→ STATED EXERCISE
Among the entries below, count the lines where the string "color" occurs, and give only the number.
===
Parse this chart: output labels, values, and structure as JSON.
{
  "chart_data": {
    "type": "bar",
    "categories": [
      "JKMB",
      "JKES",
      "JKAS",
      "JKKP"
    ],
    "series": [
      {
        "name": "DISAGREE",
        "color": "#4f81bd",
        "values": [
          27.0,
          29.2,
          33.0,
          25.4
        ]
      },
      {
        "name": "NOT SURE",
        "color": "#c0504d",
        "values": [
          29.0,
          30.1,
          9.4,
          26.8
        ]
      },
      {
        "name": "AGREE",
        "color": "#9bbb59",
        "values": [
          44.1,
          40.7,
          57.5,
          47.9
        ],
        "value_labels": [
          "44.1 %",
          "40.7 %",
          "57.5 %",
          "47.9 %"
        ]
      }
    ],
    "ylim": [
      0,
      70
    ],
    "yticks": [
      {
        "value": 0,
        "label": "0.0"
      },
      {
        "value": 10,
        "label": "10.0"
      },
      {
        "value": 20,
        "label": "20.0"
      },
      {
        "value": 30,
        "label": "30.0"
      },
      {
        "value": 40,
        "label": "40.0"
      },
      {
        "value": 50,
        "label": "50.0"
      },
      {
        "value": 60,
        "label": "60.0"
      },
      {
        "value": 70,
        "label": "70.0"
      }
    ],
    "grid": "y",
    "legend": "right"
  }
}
===
→ TASK RESULT
3